**Directions**
Copy out all the lines where "Core" shows up.

━━ Items ━━

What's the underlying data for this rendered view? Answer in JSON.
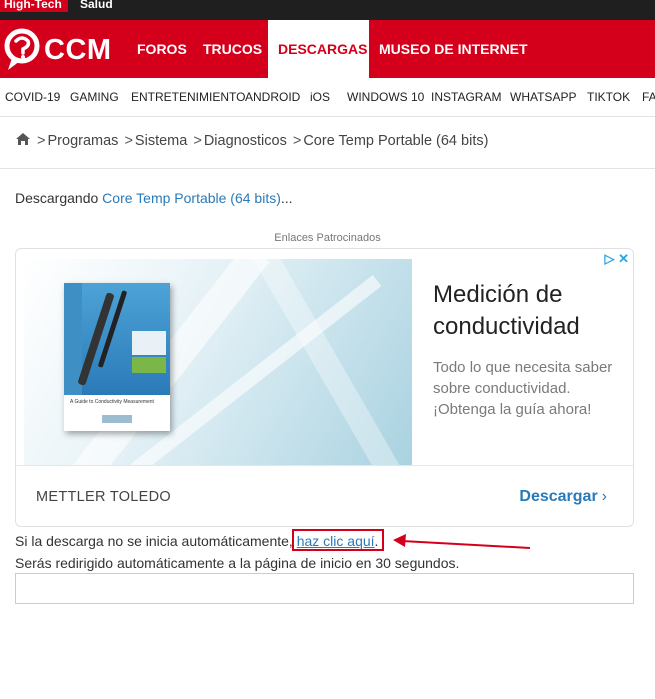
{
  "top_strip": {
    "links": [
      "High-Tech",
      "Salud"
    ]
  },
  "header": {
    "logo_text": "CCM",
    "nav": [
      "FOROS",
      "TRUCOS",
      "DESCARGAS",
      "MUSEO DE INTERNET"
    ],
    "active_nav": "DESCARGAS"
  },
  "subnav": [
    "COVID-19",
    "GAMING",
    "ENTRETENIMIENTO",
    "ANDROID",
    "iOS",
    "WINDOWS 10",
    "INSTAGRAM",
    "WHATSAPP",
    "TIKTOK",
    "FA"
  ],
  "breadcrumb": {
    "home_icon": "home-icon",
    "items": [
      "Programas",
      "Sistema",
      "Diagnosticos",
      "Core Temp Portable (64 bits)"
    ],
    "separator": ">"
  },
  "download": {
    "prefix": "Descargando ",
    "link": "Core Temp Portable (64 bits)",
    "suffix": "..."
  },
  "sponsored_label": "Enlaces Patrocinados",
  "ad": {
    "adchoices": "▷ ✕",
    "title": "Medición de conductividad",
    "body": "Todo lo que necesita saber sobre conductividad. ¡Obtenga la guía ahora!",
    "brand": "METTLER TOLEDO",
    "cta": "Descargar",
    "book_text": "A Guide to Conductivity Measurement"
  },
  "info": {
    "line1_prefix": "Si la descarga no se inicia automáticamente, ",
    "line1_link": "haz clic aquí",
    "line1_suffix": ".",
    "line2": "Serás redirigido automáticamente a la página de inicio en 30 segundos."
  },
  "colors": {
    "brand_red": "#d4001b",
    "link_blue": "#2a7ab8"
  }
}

━━━

**Solution to this problem**
      "Core Temp Portable (64 bits)"
    "link": "Core Temp Portable (64 bits)",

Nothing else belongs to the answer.